[TASK MATERIAL]
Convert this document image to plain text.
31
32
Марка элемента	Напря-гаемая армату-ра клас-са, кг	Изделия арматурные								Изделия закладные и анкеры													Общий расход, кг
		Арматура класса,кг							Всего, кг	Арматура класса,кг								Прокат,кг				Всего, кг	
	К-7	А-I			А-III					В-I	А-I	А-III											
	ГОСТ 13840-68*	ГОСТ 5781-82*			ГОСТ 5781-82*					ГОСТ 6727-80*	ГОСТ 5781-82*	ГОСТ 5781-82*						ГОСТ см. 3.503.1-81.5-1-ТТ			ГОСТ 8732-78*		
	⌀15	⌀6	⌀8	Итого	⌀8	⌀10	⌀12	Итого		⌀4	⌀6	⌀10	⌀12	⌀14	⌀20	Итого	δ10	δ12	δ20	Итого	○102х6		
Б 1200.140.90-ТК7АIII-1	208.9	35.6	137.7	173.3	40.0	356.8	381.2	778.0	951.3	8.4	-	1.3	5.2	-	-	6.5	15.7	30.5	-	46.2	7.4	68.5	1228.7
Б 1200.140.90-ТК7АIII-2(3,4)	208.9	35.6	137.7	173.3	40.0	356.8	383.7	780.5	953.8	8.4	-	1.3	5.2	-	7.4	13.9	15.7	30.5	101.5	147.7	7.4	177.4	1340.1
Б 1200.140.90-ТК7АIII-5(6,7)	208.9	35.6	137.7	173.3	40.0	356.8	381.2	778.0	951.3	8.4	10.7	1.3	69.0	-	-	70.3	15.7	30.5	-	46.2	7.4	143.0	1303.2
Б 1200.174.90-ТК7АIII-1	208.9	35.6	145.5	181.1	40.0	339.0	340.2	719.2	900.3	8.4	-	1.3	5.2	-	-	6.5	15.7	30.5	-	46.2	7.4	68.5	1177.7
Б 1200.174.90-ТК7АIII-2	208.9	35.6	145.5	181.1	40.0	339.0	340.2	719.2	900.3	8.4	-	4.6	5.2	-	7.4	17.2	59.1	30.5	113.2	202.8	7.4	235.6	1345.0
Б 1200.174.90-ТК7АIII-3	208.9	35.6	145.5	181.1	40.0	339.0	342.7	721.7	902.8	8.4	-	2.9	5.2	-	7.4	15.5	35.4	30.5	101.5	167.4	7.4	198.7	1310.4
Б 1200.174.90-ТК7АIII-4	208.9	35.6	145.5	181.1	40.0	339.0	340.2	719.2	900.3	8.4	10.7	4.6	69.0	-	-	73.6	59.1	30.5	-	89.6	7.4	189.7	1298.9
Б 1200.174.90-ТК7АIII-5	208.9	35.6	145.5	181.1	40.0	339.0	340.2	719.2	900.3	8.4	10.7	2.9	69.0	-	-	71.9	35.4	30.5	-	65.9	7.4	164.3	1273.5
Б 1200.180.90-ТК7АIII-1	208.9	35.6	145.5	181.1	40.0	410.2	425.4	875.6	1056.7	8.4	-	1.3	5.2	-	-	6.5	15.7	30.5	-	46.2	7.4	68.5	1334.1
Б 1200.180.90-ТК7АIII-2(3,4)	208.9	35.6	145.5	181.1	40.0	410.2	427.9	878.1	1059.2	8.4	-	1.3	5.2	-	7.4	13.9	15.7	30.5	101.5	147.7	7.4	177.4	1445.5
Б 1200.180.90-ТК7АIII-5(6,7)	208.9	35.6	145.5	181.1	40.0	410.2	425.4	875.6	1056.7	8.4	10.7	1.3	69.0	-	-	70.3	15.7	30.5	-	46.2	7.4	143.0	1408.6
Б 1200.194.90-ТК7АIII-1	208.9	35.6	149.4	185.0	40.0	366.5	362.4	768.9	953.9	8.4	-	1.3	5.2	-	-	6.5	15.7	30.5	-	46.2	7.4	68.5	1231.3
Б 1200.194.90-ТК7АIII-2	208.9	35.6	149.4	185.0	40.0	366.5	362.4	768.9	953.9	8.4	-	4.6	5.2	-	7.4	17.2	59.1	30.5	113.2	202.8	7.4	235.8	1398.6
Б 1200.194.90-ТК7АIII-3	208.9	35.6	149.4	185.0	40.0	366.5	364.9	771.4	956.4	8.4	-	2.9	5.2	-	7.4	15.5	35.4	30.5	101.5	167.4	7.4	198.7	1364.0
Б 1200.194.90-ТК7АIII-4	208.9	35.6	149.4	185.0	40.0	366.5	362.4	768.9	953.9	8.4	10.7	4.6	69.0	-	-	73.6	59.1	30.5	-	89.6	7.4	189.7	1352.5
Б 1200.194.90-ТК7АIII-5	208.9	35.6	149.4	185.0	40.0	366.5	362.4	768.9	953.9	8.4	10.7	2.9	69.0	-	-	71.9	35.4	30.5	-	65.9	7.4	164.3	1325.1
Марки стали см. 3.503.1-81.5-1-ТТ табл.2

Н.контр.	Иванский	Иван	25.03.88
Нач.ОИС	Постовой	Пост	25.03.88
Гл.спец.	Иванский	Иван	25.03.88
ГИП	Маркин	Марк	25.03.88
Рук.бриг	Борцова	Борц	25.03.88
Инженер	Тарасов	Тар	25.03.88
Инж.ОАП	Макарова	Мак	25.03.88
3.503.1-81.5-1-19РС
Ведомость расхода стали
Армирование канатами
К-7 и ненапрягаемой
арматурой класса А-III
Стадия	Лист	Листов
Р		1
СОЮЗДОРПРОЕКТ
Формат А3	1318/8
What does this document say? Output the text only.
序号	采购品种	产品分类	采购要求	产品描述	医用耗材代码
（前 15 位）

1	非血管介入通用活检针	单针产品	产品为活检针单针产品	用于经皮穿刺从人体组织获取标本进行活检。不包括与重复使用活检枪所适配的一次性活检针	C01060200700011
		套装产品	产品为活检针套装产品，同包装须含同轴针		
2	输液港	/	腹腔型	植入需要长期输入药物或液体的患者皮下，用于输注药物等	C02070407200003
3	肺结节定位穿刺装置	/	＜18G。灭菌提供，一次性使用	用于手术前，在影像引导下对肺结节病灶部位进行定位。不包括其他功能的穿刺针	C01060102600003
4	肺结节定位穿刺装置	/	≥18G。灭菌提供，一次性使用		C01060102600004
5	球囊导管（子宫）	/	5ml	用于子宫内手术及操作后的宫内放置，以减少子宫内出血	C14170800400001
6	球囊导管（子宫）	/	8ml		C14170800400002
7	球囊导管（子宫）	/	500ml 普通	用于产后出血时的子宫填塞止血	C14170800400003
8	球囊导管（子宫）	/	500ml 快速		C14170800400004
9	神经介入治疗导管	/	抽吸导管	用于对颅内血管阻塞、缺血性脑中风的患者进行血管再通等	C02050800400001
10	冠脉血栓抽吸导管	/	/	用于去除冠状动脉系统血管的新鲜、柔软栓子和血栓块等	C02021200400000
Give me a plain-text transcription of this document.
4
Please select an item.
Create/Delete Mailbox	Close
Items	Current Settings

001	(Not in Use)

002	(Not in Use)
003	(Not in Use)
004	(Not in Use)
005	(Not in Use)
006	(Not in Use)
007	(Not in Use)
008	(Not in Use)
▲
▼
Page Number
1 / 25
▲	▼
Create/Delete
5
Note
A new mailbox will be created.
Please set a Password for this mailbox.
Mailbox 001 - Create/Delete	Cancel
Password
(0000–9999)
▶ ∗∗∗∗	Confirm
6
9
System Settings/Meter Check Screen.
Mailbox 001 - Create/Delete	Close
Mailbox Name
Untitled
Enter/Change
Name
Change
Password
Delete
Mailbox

[GIVEN EXERCISE]
Find every line in the records above that contains the word "plain", and copy each one.

[THE RESULT]
Convert this document image to plain text.
Give me a plain-text transcription of this document.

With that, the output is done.